● Task prompt
Wherever a line below holds the word "Sense", copy that line.

● Stored entries

# # # # # # #

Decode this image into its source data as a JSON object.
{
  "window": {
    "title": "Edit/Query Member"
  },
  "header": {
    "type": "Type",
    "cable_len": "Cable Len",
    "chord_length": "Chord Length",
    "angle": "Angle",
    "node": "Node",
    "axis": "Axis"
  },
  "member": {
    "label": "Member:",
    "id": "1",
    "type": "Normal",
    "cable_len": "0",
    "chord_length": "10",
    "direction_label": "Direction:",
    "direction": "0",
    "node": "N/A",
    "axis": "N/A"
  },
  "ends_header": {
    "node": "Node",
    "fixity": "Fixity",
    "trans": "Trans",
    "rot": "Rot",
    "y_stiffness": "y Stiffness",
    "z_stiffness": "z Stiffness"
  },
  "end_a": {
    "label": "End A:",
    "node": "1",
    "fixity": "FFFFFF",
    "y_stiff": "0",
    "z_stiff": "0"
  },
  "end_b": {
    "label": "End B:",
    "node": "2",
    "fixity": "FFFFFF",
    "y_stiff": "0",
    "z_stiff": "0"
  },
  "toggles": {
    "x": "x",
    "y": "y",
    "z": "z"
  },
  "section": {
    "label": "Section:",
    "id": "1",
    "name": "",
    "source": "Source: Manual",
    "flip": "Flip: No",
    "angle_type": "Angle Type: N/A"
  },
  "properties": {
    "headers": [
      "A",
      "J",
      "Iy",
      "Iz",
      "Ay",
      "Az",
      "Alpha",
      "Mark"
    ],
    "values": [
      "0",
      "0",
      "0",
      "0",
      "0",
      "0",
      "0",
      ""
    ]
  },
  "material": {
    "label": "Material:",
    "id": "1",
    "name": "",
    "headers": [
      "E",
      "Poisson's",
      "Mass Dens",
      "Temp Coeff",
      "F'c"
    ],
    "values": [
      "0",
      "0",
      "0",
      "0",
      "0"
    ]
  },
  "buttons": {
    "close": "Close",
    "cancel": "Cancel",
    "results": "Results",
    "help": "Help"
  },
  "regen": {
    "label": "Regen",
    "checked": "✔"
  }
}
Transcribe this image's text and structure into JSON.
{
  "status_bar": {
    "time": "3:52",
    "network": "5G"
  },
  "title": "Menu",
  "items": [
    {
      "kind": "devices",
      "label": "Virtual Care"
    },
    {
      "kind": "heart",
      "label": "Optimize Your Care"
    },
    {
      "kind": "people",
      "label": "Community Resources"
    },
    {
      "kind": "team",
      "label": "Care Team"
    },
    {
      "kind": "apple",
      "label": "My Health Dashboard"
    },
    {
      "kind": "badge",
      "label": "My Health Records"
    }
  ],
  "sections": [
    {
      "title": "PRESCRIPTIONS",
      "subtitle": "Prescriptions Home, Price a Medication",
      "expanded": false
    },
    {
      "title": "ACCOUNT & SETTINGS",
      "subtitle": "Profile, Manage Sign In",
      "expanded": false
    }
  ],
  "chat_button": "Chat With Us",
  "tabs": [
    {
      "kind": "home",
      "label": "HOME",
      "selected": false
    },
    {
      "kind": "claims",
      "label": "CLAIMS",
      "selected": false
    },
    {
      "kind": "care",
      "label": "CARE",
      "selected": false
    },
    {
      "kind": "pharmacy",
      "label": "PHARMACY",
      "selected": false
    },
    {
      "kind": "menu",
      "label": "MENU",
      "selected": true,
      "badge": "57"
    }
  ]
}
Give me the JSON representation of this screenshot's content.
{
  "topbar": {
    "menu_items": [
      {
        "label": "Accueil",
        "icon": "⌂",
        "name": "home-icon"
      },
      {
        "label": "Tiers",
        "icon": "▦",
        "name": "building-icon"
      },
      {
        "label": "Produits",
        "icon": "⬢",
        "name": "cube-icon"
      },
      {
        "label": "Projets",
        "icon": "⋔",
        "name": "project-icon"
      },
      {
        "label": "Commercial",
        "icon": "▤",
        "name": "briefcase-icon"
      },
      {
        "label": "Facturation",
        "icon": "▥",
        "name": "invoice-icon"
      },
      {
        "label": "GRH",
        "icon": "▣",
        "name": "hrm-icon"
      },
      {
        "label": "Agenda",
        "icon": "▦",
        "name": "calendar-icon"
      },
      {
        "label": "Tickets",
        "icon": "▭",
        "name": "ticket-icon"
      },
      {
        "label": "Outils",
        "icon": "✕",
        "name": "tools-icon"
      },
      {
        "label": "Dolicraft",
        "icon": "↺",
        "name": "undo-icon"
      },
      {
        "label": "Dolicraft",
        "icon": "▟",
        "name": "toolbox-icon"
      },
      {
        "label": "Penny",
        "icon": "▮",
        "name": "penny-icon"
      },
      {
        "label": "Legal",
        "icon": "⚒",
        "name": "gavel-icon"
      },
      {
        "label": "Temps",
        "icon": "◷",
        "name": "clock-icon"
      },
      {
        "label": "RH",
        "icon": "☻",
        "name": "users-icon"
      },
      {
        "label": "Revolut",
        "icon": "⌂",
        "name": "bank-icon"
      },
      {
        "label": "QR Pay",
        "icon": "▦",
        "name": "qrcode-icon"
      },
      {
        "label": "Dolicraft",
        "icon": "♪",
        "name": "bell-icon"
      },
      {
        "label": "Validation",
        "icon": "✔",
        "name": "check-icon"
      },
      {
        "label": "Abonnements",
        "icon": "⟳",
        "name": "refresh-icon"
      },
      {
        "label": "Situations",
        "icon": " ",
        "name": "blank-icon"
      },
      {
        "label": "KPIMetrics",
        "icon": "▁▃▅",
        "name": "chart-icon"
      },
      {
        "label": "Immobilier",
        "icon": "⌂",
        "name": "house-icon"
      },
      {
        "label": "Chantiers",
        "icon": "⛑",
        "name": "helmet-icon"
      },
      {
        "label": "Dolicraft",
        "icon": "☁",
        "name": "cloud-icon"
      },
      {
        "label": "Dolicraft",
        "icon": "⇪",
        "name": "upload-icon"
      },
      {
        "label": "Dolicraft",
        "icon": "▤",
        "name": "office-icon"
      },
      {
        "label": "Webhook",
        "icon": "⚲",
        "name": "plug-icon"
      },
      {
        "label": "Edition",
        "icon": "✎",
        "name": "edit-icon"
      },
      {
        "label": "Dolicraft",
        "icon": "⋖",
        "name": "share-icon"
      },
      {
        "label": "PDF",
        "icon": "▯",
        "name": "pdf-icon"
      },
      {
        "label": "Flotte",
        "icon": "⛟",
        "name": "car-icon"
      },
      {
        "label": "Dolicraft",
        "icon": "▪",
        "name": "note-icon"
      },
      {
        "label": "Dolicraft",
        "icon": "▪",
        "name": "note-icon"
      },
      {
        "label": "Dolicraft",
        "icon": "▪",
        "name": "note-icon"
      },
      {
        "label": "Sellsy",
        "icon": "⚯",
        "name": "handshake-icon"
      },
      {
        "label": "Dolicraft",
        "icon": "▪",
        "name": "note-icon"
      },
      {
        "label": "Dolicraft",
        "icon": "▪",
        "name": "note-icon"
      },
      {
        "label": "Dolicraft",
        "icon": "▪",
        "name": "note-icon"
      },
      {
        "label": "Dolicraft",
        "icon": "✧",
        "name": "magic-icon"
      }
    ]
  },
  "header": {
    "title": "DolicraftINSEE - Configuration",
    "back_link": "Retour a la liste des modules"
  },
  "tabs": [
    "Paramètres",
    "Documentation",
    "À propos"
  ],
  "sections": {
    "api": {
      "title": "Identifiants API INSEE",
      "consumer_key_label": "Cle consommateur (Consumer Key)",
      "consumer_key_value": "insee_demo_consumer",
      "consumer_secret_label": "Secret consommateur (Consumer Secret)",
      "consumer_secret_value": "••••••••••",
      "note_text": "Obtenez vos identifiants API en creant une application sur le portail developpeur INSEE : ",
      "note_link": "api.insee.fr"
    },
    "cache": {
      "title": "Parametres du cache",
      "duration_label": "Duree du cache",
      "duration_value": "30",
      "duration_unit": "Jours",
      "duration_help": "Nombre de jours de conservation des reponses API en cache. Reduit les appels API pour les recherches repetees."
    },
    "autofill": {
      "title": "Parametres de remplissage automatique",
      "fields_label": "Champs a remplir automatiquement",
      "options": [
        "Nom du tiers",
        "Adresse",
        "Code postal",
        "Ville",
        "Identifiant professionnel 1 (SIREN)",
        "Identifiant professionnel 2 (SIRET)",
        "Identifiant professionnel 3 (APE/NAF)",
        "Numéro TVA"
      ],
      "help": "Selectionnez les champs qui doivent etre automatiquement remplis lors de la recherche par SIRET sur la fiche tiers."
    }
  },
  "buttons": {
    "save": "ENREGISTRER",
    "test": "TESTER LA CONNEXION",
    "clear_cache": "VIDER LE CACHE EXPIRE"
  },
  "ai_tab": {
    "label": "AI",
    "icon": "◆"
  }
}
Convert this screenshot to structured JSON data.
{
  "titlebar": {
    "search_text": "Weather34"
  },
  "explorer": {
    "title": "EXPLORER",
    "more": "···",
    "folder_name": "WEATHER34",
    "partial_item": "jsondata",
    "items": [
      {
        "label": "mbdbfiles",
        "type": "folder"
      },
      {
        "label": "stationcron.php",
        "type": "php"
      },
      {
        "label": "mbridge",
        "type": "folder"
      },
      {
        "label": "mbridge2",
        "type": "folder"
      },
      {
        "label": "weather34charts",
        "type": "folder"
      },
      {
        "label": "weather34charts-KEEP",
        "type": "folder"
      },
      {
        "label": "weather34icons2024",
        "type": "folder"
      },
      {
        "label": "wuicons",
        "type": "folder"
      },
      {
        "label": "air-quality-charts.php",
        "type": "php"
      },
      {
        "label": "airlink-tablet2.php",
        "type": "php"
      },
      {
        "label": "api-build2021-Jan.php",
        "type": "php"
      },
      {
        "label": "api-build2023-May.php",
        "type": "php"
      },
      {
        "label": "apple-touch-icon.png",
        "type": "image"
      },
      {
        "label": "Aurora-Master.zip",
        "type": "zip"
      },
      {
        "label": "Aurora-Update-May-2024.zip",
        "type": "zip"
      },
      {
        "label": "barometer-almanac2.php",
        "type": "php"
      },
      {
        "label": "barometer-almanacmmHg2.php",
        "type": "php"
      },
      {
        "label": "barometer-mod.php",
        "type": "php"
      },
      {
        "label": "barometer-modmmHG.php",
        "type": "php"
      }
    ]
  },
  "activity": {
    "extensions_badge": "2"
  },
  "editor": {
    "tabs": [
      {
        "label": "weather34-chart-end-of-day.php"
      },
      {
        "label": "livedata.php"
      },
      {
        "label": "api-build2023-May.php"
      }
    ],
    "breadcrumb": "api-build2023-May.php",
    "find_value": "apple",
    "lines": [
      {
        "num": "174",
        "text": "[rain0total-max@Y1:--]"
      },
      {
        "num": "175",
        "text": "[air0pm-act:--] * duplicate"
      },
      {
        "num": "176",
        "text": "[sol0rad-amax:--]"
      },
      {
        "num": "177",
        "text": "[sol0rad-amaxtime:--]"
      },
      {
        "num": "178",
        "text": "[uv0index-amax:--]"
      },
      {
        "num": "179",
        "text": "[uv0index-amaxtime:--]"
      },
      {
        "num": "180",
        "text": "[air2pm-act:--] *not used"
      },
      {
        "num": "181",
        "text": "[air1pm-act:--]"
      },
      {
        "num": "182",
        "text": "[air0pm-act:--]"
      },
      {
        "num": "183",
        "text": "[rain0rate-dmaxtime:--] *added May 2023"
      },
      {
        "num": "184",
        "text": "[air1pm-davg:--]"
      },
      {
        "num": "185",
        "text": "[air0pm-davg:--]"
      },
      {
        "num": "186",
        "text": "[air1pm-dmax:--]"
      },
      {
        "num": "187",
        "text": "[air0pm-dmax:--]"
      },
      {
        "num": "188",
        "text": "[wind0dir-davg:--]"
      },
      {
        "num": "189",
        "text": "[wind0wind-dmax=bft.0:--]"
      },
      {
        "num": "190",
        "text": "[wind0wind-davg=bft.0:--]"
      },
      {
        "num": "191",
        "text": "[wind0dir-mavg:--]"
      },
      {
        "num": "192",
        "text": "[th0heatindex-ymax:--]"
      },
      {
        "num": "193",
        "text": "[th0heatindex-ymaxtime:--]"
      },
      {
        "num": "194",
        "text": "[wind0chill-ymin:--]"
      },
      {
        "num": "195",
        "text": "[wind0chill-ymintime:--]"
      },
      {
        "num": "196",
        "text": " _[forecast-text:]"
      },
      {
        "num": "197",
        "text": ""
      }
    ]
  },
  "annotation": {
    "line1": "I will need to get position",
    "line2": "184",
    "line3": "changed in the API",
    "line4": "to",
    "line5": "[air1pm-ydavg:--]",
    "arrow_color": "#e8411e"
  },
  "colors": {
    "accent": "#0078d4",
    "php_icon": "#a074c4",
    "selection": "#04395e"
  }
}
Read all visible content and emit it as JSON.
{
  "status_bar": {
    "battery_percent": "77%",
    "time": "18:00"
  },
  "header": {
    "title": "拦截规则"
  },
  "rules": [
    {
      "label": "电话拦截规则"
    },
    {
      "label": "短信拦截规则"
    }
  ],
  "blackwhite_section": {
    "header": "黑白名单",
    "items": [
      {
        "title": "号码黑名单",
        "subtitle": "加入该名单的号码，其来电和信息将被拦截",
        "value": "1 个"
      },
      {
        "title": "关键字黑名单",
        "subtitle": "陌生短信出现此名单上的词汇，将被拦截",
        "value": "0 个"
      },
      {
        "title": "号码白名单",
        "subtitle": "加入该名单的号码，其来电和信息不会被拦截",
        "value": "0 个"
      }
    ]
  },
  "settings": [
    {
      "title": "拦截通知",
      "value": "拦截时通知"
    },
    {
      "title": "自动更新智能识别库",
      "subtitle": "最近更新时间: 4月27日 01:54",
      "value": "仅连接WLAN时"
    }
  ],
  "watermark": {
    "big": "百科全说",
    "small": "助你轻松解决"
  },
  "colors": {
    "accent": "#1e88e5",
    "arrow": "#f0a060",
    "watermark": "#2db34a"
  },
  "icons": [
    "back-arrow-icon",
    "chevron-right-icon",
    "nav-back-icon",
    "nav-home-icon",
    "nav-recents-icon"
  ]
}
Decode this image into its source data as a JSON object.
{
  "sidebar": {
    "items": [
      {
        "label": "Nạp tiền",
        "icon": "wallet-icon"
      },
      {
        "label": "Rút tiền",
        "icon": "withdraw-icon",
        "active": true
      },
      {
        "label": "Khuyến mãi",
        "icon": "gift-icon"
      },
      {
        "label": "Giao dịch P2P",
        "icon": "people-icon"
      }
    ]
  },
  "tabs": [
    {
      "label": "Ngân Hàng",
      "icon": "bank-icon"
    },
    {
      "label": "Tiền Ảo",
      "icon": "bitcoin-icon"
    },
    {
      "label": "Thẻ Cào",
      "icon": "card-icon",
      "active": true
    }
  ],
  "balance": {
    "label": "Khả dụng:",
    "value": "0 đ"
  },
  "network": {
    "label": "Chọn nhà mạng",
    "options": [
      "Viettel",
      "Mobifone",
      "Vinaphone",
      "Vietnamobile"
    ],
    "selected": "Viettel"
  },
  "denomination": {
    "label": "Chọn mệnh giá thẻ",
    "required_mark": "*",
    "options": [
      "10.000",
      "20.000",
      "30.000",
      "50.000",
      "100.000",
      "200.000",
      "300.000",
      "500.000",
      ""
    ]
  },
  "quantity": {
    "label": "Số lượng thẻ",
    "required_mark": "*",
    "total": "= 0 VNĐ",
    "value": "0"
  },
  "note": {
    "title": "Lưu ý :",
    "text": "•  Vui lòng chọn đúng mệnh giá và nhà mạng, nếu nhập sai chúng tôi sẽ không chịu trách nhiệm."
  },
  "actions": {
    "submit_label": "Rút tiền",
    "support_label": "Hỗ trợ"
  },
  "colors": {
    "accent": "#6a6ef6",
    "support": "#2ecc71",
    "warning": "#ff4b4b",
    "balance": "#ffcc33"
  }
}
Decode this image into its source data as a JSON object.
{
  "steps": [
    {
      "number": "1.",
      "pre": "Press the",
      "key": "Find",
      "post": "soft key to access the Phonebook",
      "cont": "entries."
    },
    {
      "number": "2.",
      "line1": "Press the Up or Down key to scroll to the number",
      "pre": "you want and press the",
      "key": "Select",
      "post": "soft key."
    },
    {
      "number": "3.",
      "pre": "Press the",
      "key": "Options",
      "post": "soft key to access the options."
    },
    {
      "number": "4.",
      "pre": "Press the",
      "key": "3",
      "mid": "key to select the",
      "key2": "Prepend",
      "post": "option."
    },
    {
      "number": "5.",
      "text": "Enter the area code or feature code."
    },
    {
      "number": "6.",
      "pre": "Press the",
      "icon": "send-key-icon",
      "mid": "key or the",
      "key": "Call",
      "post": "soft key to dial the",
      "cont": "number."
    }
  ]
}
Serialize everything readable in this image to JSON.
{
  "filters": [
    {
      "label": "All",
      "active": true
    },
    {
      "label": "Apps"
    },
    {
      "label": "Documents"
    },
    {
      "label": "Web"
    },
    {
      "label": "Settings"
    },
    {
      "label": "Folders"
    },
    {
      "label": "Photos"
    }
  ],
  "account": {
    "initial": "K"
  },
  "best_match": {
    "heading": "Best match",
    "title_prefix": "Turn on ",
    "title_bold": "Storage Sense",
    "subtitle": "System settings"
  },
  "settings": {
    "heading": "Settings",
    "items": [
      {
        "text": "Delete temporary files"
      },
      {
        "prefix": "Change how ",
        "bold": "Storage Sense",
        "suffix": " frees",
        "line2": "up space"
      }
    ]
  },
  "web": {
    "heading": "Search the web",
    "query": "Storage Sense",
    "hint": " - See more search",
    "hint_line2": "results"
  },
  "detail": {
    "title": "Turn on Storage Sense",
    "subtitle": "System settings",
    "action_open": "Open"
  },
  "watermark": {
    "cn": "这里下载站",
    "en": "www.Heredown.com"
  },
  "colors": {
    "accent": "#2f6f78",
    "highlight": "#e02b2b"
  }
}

# # # # # # #

● Response below
    "title_bold": "Storage Sense",
        "bold": "Storage Sense",
    "query": "Storage Sense",
    "title": "Turn on Storage Sense",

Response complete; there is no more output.